→ **Estratto del documento**:
= = = = = = =

Da altra fonte “in Valle d'Aosta ogni cittadino ha una carta che
gli permette di acquistare una certa quantità di carburante
scontato (industrie ed operatori economici hanno quantità
maggiori): 1294 lire in meno per la benzina super; 1209 per la
verde e 887 per il gasolio; In Friuli la giunta regionale per
evitare esodi di automobilisti oltre frontiera ha deciso di
agganciare il costo della benzina a quello sloveno”.
IL CASO
DELLA VALLE D'AOSTA
Infine un’altra citazione, oltre quanto detto in precedenza, e del tutto ufficiale visto che è la
relazione della Giunta Regionale della Valle d’Aosta con i dati
del 1999 riferiti ai102553 residenti.e con riferimento al 4
novembre 1999 (per avere il valore annuo basta incrementare i
valori riportati di quasi il 20%).
Si tratta dei generi in esenzione fiscale. I quantitativi
assegnati: benzina super; 16.219.520 kg; benzina senza piombo
21.303.551 kg; gasolio per autotrazione 8.568.497 kg; olio
lubrificante 800.000 kg; zucchero 3.403.515 kg; caffè 430.087
kg; birra 1.225.892 litri; alcool per la fabbricazione liquori
110.000 litri anidri; alcool incorporato nei liquori 53.298
litri anidri; petrolio 425.874 kg: g.p.l. 6.999.999 kg; olio
combustibile fluido 11.947.000 kg: attrezzature industriali
1.500.000.000 lire.

= = = = = = =

→ **Raccolta di righe**:

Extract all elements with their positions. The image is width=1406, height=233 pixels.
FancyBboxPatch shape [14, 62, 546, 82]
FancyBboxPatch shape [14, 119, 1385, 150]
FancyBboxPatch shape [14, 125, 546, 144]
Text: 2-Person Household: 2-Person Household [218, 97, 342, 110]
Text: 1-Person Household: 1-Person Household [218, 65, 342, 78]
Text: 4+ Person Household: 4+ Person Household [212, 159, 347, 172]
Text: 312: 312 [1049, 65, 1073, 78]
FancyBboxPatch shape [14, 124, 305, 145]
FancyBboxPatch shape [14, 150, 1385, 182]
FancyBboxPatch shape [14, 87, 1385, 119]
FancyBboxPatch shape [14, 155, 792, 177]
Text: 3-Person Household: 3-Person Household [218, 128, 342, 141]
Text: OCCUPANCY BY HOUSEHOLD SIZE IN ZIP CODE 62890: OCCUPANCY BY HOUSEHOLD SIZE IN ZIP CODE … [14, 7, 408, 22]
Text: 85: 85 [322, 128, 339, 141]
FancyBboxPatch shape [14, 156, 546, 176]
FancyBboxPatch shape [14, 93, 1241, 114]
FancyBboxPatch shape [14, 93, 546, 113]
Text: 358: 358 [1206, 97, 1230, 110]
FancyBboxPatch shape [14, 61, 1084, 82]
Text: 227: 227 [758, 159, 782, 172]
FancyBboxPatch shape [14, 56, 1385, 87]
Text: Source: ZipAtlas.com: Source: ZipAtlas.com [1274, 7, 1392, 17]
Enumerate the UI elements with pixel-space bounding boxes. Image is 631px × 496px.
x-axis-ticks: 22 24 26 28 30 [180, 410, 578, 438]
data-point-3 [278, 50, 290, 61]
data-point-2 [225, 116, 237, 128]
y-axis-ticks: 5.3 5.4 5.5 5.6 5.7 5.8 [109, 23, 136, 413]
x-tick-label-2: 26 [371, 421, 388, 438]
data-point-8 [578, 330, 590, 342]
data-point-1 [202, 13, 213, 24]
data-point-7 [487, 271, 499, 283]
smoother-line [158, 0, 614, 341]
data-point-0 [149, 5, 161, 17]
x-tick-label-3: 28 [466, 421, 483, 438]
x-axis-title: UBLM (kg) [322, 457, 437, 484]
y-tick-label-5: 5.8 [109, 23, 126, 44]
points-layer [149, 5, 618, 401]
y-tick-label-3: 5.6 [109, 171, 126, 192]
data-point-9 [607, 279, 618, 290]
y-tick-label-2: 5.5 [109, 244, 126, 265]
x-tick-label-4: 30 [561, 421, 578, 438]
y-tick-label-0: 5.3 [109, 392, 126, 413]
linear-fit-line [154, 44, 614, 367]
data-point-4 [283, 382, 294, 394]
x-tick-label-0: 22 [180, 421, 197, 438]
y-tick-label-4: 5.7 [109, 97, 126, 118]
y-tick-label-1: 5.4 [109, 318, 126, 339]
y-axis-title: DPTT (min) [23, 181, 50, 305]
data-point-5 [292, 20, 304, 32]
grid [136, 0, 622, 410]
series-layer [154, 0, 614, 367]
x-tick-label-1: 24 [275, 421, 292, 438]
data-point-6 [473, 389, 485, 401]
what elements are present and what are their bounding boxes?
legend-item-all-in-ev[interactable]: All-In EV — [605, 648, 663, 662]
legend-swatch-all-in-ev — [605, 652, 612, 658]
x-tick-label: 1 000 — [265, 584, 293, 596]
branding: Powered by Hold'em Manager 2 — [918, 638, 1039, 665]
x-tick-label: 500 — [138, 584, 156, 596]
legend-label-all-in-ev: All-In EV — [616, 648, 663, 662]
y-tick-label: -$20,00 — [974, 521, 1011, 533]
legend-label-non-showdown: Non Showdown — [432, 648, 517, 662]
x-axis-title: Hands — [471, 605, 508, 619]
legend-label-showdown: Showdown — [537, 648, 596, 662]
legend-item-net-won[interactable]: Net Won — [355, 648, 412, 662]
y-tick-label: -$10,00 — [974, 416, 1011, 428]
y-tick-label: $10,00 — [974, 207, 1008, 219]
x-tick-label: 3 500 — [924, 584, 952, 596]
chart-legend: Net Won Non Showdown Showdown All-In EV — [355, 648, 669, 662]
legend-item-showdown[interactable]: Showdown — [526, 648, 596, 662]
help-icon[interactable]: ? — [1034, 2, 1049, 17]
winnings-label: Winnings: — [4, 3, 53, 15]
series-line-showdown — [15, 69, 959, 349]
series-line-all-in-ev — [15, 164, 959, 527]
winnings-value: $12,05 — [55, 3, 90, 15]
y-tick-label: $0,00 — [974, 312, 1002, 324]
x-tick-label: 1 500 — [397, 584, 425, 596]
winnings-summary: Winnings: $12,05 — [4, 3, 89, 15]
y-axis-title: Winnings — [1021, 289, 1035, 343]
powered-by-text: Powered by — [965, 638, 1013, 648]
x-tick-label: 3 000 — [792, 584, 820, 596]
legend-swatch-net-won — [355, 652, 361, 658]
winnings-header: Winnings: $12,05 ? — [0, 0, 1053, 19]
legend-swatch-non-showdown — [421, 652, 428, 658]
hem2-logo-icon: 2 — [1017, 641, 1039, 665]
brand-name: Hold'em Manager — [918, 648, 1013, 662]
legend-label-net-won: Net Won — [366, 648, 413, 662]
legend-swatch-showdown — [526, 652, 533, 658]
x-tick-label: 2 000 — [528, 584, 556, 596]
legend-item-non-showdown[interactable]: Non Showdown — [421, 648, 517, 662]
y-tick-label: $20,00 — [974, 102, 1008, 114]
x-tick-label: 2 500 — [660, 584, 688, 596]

= = = = = = =

→ **Compiti da svolgere**:
**a.** Quale quantitativo di caffè risulta assegnato secondo il testo sulle esenzioni fiscali in Valle d'Aosta?
**b.** Prosegua il testo sulle esenzioni fiscali in Valle d'Aosta a partire dall'ultima frase riportata.
Le righe riportate provengono da una fonte diversa.

→ **Risultati ottenuti**:
**a.** 430.087 kg.

**b.**
Infine, sempre con riferimento al 4.11.1999, nei 74 Comuni della
Valle d'Aosta sono stati ritirati i seguenti quantitativi di
tessere contenenti buoni e bollini per il prelevamento di
zucchero, caffè, alcool e birra in esenzione fiscale: 102553
residenti, 11 lavoratori non residenti, 31472
turisti-villeggianti ospiti in Valle d’Aosta.
COSA
DOVREBBE FARE IL CONSIGLIO PROVINCIALE
Impraticabile la richiesta di autonomia della Provincia di
Milano, così come quella di Sondrio, sulla scia però di quello
slogan elettorale, fossimo nel Consiglio Provinciale – non
importa se nella maggioranza o all’opposizione – con gli
strumenti regolamentari un dibattito in argomento. Non per fare
polemiche, ma per concordare e votare tutti insieme un
particolare appello al legislatore nazionale, un appello che
potrebbe essere raccolto da tanti altri Consigli Provinciali
italiani.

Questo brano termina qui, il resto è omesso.